- EXTRACTED RECORDS:
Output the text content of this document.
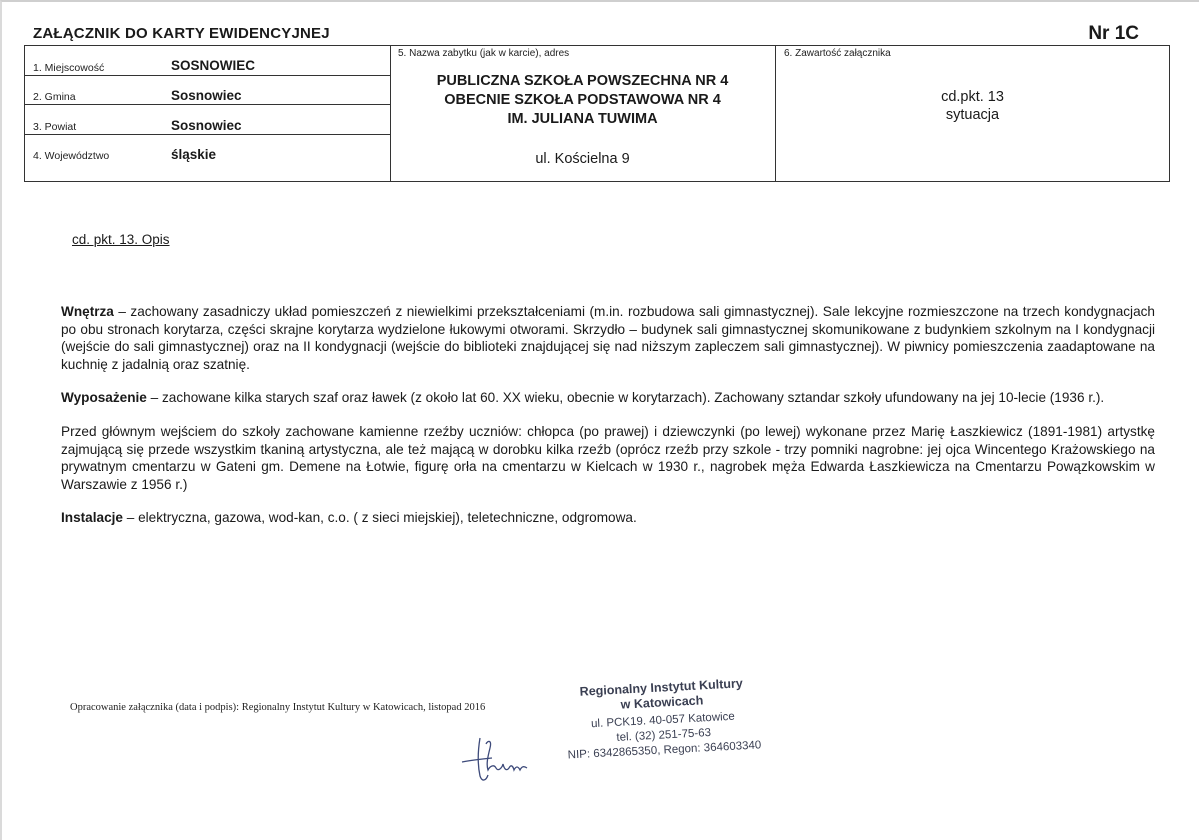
ZAŁĄCZNIK DO KARTY EWIDENCYJNEJ	Nr 1C
1. Miejscowość	SOSNOWIEC
2. Gmina	Sosnowiec
3. Powiat	Sosnowiec
4. Województwo	śląskie
5. Nazwa zabytku (jak w karcie), adres
PUBLICZNA SZKOŁA POWSZECHNA NR 4
OBECNIE SZKOŁA PODSTAWOWA NR 4
IM. JULIANA TUWIMA
ul. Kościelna 9
6. Zawartość załącznika
cd.pkt. 13
sytuacja
cd. pkt. 13. Opis

Wnętrza – zachowany zasadniczy układ pomieszczeń z niewielkimi przekształceniami (m.in. rozbudowa sali gimnastycznej). Sale lekcyjne rozmieszczone na trzech kondygnacjach po obu stronach korytarza, części skrajne korytarza wydzielone łukowymi otworami. Skrzydło – budynek sali gimnastycznej skomunikowane z budynkiem szkolnym na I kondygnacji (wejście do sali gimnastycznej) oraz na II kondygnacji (wejście do biblioteki znajdującej się nad niższym zapleczem sali gimnastycznej). W piwnicy pomieszczenia zaadaptowane na kuchnię z jadalnią oraz szatnię.

Wyposażenie – zachowane kilka starych szaf oraz ławek (z około lat 60. XX wieku, obecnie w korytarzach). Zachowany sztandar szkoły ufundowany na jej 10-lecie (1936 r.).

Przed głównym wejściem do szkoły zachowane kamienne rzeźby uczniów: chłopca (po prawej) i dziewczynki (po lewej) wykonane przez Marię Łaszkiewicz (1891-1981) artystkę zajmującą się przede wszystkim tkaniną artystyczna, ale też mającą w dorobku kilka rzeźb (oprócz rzeźb przy szkole - trzy pomniki nagrobne: jej ojca Wincentego Krażowskiego na prywatnym cmentarzu w Gateni gm. Demene na Łotwie, figurę orła na cmentarzu w Kielcach w 1930 r., nagrobek męża Edwarda Łaszkiewicza na Cmentarzu Powązkowskim w Warszawie z 1956 r.)

Instalacje – elektryczna, gazowa, wod-kan, c.o. ( z sieci miejskiej), teletechniczne, odgromowa.

Opracowanie załącznika (data i podpis): Regionalny Instytut Kultury w Katowicach, listopad 2016
Regionalny Instytut Kultury
w Katowicach
ul. PCK19. 40-057 Katowice
tel. (32) 251-75-63
NIP: 6342865350, Regon: 364603340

- REQUIREMENTS: Repeat the material above word for word and skip every image in it.

- RESPONSE TO THIS EXERCISE:
Output the text content of this document.
ZAŁĄCZNIK DO KARTY EWIDENCYJNEJ	Nr 1C
1. Miejscowość	SOSNOWIEC
2. Gmina	Sosnowiec
3. Powiat	Sosnowiec
4. Województwo	śląskie
5. Nazwa zabytku (jak w karcie), adres
PUBLICZNA SZKOŁA POWSZECHNA NR 4
OBECNIE SZKOŁA PODSTAWOWA NR 4
IM. JULIANA TUWIMA
ul. Kościelna 9
6. Zawartość załącznika
cd.pkt. 13
sytuacja
cd. pkt. 13. Opis

Wnętrza – zachowany zasadniczy układ pomieszczeń z niewielkimi przekształceniami (m.in. rozbudowa sali gimnastycznej). Sale lekcyjne rozmieszczone na trzech kondygnacjach po obu stronach korytarza, części skrajne korytarza wydzielone łukowymi otworami. Skrzydło – budynek sali gimnastycznej skomunikowane z budynkiem szkolnym na I kondygnacji (wejście do sali gimnastycznej) oraz na II kondygnacji (wejście do biblioteki znajdującej się nad niższym zapleczem sali gimnastycznej). W piwnicy pomieszczenia zaadaptowane na kuchnię z jadalnią oraz szatnię.

Wyposażenie – zachowane kilka starych szaf oraz ławek (z około lat 60. XX wieku, obecnie w korytarzach). Zachowany sztandar szkoły ufundowany na jej 10-lecie (1936 r.).

Przed głównym wejściem do szkoły zachowane kamienne rzeźby uczniów: chłopca (po prawej) i dziewczynki (po lewej) wykonane przez Marię Łaszkiewicz (1891-1981) artystkę zajmującą się przede wszystkim tkaniną artystyczna, ale też mającą w dorobku kilka rzeźb (oprócz rzeźb przy szkole - trzy pomniki nagrobne: jej ojca Wincentego Krażowskiego na prywatnym cmentarzu w Gateni gm. Demene na Łotwie, figurę orła na cmentarzu w Kielcach w 1930 r., nagrobek męża Edwarda Łaszkiewicza na Cmentarzu Powązkowskim w Warszawie z 1956 r.)

Instalacje – elektryczna, gazowa, wod-kan, c.o. ( z sieci miejskiej), teletechniczne, odgromowa.

Opracowanie załącznika (data i podpis): Regionalny Instytut Kultury w Katowicach, listopad 2016
Regionalny Instytut Kultury
w Katowicach
ul. PCK19. 40-057 Katowice
tel. (32) 251-75-63
NIP: 6342865350, Regon: 364603340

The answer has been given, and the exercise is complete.